• _Goal_
Each line of the data that includes the string "appointed" is to be copied out.

Rows from a dataset
## begin
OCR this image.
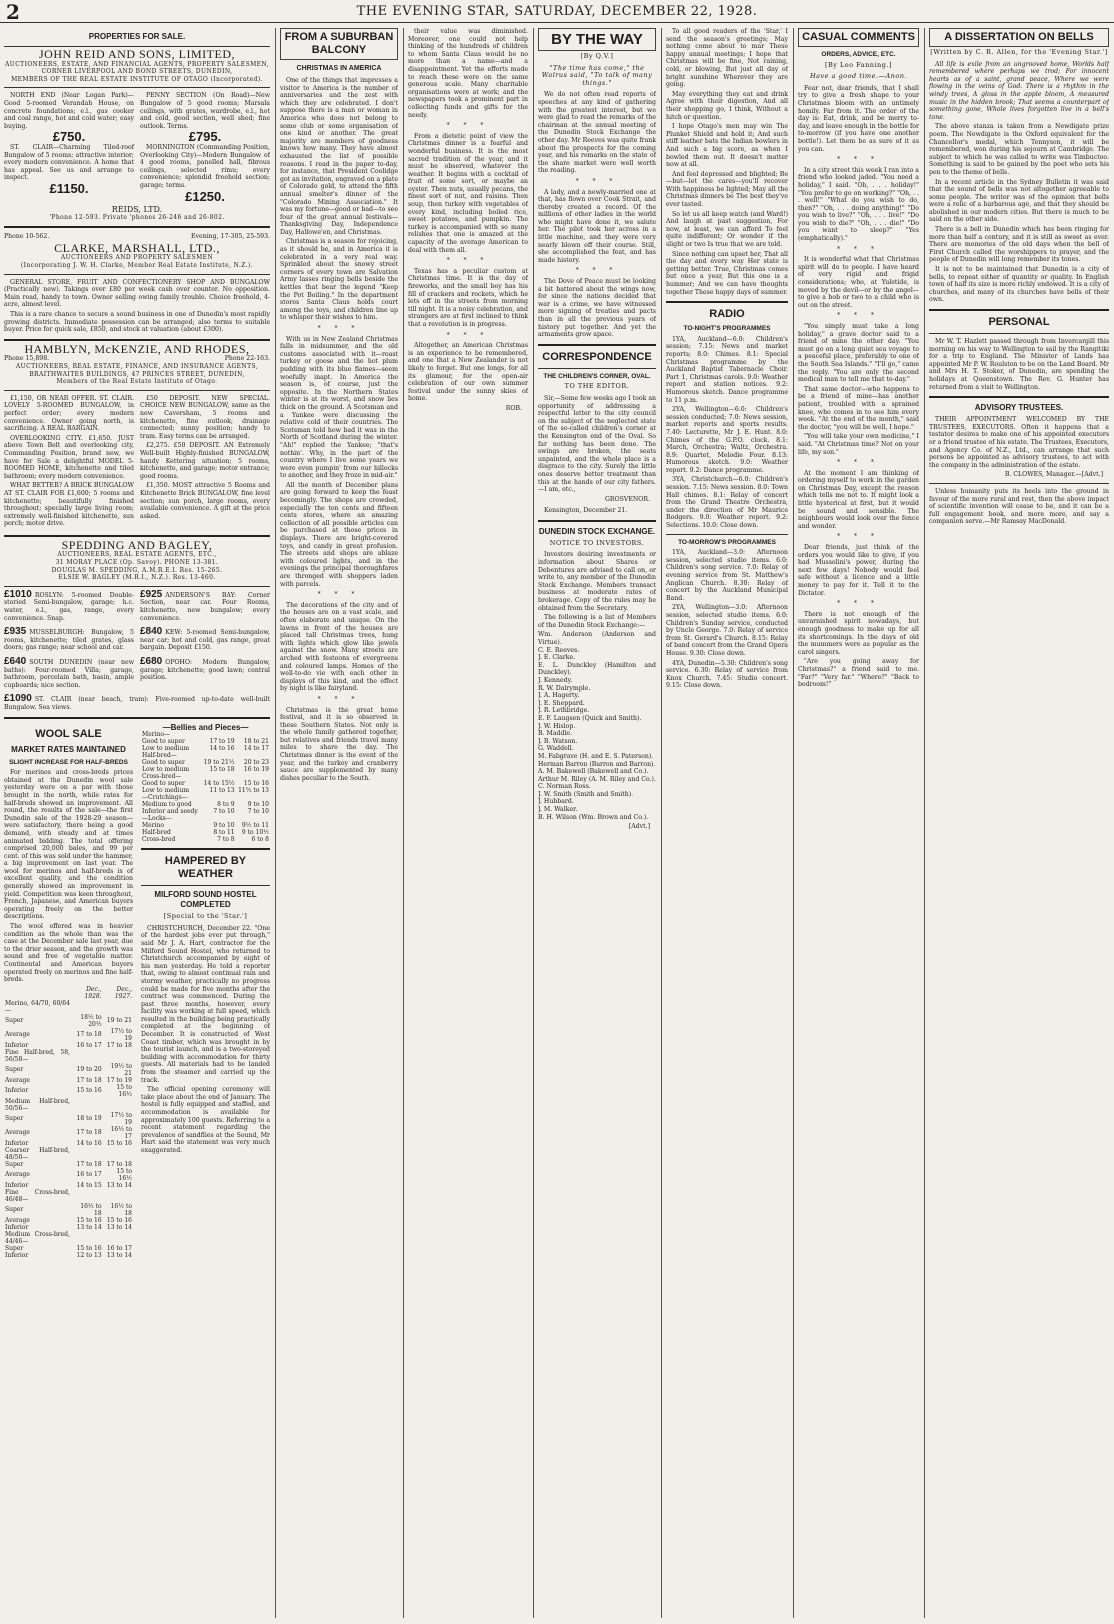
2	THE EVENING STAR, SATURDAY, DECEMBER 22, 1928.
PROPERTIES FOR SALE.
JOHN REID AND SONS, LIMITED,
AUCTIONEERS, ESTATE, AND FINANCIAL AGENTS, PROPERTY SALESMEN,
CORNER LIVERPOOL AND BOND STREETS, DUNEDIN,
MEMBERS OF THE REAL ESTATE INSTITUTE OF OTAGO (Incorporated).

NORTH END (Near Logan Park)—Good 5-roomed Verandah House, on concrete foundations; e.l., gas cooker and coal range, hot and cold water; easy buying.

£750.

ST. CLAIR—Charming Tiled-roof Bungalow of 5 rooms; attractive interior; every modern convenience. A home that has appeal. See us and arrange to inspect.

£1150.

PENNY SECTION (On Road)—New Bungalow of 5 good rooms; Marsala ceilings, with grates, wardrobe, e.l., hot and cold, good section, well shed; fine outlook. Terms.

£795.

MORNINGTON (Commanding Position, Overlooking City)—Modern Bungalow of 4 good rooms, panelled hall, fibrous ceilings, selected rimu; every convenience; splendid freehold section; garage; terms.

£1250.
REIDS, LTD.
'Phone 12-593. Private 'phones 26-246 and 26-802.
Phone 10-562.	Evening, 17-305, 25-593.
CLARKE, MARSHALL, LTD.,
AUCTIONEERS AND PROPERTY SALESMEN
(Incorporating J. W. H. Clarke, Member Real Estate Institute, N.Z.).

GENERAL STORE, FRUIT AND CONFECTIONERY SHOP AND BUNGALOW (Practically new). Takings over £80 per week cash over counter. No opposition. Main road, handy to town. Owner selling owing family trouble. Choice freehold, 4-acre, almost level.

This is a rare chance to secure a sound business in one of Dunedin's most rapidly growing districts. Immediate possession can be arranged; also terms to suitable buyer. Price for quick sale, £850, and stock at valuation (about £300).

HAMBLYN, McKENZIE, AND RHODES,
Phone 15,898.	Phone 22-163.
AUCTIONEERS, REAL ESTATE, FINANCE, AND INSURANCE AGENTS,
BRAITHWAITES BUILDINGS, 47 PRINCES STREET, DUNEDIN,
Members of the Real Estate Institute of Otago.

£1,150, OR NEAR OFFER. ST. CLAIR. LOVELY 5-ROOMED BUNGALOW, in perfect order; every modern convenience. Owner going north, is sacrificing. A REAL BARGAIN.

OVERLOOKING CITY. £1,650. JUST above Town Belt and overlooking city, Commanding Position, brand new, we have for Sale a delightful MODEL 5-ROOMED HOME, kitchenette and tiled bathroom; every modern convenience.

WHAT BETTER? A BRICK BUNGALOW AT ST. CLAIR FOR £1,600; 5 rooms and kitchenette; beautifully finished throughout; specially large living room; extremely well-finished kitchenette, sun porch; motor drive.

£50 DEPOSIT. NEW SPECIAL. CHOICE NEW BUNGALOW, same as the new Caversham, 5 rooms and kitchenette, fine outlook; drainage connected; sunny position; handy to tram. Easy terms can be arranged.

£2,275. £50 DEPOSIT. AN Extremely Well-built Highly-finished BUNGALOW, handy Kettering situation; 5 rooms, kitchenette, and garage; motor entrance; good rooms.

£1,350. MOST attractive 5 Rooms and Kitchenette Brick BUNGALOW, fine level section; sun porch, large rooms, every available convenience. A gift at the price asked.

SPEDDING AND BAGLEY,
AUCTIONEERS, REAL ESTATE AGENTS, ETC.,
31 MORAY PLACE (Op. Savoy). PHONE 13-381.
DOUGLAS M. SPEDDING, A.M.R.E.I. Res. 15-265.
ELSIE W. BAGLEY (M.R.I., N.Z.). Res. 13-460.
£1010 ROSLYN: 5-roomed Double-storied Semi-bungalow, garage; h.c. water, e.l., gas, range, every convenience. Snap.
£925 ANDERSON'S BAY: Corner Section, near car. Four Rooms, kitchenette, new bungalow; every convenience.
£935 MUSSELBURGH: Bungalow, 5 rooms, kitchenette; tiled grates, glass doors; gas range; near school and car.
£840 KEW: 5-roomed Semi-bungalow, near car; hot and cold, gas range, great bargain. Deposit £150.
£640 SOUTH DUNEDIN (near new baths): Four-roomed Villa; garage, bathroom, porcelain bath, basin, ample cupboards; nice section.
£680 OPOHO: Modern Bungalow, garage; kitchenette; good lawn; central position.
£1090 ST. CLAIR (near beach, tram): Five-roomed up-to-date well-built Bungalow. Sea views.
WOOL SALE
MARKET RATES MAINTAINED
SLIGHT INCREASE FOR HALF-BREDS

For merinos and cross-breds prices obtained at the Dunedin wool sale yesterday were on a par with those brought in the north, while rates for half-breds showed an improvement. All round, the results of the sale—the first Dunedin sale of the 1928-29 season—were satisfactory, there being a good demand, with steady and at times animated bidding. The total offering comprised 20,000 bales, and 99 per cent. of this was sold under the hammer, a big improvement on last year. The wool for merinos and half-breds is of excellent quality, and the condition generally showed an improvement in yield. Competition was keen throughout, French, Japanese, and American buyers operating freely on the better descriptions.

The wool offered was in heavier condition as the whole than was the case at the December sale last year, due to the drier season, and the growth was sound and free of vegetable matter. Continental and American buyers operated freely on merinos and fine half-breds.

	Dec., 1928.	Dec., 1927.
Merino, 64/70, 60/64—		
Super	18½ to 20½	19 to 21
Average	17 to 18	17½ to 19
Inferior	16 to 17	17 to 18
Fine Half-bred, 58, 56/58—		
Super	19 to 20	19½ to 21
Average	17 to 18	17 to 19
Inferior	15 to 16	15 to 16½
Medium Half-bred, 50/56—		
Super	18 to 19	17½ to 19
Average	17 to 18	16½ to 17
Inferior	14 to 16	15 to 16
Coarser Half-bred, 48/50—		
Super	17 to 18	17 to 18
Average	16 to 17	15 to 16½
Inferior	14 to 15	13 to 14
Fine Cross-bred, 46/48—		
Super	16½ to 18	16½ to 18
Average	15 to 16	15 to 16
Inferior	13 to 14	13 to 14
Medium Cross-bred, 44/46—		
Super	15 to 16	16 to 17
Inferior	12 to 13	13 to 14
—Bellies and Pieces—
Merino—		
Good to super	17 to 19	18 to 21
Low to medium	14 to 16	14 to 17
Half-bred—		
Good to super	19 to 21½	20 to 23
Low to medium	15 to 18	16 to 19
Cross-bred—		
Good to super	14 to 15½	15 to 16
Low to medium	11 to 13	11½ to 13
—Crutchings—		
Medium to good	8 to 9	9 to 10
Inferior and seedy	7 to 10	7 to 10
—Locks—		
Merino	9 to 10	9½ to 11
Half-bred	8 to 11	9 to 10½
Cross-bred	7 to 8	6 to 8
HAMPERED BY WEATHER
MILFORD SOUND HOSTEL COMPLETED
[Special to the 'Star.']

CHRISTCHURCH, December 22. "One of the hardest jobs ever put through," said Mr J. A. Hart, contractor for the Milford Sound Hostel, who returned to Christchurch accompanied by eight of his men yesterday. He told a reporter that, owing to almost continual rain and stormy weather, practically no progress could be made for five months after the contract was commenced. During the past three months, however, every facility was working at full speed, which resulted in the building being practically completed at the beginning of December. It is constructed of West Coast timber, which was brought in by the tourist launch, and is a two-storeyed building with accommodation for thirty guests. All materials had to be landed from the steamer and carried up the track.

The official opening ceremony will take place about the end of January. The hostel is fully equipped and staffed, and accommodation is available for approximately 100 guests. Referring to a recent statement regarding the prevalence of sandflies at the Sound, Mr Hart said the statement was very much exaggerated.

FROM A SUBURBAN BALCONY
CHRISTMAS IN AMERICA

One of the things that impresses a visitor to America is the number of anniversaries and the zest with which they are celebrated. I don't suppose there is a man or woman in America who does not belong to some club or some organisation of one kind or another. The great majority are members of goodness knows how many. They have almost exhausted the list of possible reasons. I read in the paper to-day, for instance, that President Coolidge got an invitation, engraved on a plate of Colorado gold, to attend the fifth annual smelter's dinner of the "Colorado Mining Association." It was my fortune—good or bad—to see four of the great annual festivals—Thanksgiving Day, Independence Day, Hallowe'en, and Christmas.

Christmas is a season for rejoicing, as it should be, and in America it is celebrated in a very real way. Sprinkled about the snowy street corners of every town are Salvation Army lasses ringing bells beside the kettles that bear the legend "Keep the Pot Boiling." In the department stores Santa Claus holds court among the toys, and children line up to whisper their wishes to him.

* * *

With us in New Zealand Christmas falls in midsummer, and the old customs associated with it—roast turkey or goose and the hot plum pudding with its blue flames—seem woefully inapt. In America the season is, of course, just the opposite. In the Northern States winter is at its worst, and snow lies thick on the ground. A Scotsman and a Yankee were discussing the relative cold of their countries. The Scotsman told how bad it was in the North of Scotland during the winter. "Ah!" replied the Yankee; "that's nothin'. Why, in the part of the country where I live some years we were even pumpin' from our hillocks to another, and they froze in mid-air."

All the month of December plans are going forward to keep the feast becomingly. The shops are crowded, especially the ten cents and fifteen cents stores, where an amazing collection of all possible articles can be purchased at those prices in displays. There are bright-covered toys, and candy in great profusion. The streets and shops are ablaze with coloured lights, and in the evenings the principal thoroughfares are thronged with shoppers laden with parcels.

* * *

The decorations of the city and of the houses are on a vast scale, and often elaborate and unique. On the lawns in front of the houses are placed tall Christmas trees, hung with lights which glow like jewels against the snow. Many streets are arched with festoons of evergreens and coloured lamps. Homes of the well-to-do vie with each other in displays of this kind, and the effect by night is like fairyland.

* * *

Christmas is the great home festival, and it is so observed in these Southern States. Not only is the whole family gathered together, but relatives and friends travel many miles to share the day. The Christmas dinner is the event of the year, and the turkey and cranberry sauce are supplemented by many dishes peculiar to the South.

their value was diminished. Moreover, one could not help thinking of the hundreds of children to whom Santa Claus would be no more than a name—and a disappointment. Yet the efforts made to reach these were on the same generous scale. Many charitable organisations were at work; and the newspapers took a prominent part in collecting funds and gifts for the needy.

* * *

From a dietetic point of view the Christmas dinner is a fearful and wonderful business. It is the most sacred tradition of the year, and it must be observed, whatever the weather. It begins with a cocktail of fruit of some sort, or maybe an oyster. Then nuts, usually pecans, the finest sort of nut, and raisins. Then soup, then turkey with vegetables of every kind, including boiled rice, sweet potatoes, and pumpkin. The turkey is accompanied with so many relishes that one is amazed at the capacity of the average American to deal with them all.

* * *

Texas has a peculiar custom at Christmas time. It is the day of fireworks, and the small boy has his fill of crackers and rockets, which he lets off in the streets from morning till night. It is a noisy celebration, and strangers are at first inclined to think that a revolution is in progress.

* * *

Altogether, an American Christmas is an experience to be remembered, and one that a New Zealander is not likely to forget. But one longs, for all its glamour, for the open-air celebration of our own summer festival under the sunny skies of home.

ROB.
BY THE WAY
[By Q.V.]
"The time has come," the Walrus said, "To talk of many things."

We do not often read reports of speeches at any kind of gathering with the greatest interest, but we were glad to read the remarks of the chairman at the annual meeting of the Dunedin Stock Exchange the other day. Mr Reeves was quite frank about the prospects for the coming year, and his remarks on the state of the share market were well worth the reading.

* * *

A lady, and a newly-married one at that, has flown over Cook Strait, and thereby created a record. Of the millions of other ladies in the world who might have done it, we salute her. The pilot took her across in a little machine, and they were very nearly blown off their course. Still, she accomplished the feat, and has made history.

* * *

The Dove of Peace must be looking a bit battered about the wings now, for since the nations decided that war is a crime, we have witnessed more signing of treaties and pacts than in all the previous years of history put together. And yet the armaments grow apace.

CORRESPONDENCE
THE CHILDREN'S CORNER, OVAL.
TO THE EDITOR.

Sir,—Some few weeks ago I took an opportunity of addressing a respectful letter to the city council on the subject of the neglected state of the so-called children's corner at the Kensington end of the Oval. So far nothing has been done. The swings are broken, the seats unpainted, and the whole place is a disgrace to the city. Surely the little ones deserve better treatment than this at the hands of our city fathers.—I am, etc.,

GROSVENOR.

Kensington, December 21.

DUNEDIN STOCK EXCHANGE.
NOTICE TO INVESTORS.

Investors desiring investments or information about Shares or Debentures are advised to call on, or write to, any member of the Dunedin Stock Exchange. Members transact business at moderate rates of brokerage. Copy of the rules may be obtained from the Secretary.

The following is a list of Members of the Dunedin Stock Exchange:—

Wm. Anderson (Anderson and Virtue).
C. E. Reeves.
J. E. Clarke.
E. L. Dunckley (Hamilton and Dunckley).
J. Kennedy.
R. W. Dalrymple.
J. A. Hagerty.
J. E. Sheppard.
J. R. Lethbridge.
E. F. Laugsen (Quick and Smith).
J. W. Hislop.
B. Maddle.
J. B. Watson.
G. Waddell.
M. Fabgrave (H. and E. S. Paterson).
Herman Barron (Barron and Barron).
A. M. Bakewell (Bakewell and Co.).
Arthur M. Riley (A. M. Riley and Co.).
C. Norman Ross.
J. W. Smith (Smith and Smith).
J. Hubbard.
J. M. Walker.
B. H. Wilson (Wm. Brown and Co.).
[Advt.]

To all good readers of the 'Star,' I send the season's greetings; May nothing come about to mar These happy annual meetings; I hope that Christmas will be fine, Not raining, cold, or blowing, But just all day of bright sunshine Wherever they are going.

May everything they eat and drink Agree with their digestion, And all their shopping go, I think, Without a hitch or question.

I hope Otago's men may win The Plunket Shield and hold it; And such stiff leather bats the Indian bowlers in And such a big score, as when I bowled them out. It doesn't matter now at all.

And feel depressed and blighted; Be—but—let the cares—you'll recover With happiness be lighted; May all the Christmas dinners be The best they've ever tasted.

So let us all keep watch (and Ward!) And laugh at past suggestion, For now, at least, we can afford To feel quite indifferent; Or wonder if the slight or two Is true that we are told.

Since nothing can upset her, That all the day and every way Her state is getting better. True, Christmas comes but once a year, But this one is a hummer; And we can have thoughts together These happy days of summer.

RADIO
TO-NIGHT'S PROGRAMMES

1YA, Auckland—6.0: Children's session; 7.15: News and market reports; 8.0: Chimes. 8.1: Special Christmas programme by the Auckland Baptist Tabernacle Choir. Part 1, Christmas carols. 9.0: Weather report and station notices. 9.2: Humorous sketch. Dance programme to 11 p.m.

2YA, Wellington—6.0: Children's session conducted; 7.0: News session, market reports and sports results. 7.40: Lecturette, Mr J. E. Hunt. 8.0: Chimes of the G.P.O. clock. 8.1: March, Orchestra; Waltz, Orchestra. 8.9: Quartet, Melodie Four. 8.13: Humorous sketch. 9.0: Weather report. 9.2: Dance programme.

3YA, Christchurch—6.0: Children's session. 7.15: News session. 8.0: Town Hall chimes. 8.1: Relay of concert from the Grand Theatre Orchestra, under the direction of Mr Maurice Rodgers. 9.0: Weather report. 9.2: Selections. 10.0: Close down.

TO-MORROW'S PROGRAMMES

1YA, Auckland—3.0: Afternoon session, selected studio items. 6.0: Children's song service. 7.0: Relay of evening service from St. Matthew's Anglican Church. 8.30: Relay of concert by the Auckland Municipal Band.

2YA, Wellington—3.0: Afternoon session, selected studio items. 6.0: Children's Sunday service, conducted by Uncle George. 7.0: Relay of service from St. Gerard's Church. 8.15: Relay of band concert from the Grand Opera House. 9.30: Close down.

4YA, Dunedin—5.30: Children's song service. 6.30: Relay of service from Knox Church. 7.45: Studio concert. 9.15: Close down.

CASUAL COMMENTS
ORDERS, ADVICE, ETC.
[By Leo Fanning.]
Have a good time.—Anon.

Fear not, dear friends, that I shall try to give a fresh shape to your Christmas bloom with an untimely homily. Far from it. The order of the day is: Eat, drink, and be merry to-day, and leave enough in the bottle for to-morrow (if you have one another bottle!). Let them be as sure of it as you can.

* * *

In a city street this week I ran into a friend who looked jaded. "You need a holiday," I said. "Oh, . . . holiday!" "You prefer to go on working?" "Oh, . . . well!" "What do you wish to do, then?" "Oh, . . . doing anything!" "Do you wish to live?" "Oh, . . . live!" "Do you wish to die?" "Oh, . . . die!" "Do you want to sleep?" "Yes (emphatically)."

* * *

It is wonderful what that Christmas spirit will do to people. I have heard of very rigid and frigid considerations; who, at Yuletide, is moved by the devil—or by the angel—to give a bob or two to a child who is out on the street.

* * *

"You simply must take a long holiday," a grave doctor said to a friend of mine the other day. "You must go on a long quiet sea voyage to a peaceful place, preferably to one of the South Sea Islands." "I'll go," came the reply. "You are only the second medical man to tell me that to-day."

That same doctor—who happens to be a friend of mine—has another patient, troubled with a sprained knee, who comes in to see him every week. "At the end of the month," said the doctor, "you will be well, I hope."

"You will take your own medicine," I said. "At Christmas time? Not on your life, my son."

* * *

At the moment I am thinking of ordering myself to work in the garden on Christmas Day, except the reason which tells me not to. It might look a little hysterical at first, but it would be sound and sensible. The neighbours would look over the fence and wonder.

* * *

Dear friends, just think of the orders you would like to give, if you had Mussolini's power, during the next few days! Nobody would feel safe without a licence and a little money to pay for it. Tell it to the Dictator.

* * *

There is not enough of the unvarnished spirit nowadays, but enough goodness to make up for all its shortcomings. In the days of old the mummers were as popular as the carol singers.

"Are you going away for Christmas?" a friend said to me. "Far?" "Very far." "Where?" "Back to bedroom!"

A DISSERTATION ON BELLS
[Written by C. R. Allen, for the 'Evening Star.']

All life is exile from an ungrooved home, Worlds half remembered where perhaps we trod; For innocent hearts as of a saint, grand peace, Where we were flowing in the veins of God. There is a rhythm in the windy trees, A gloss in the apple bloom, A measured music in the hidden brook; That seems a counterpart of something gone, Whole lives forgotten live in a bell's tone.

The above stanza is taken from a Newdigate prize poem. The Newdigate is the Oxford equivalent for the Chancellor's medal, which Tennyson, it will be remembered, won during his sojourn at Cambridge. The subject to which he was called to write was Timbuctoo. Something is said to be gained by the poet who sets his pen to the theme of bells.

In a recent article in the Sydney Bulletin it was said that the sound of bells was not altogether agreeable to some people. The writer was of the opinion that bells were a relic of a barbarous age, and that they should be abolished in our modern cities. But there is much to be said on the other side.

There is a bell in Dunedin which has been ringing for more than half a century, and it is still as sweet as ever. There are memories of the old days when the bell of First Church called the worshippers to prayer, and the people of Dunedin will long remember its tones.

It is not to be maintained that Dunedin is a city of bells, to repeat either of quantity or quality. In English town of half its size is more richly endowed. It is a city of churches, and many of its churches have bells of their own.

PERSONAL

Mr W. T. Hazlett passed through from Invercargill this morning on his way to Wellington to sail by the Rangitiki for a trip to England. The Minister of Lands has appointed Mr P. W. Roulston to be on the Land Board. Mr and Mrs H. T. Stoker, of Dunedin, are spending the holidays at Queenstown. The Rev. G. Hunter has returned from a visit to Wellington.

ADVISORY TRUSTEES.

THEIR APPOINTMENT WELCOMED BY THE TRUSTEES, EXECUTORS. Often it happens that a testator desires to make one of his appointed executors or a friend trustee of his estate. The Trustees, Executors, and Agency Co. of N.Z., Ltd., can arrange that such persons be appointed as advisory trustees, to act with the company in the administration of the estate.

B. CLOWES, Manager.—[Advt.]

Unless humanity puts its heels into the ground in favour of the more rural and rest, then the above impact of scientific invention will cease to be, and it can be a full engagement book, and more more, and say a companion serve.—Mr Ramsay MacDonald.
## end
• _Problem solution_
Mr W. T. Hazlett passed through from Invercargill this morning on his way to Wellington to sail by the Rangitiki for a trip to England. The Minister of Lands has appointed Mr P. W. Roulston to be on the Land Board. Mr and Mrs H. T. Stoker, of Dunedin, are spending the holidays at Queenstown. The Rev. G. Hunter has returned from a visit to Wellington.
THEIR APPOINTMENT WELCOMED BY THE TRUSTEES, EXECUTORS. Often it happens that a testator desires to make one of his appointed executors or a friend trustee of his estate. The Trustees, Executors, and Agency Co. of N.Z., Ltd., can arrange that such persons be appointed as advisory trustees, to act with the company in the administration of the estate.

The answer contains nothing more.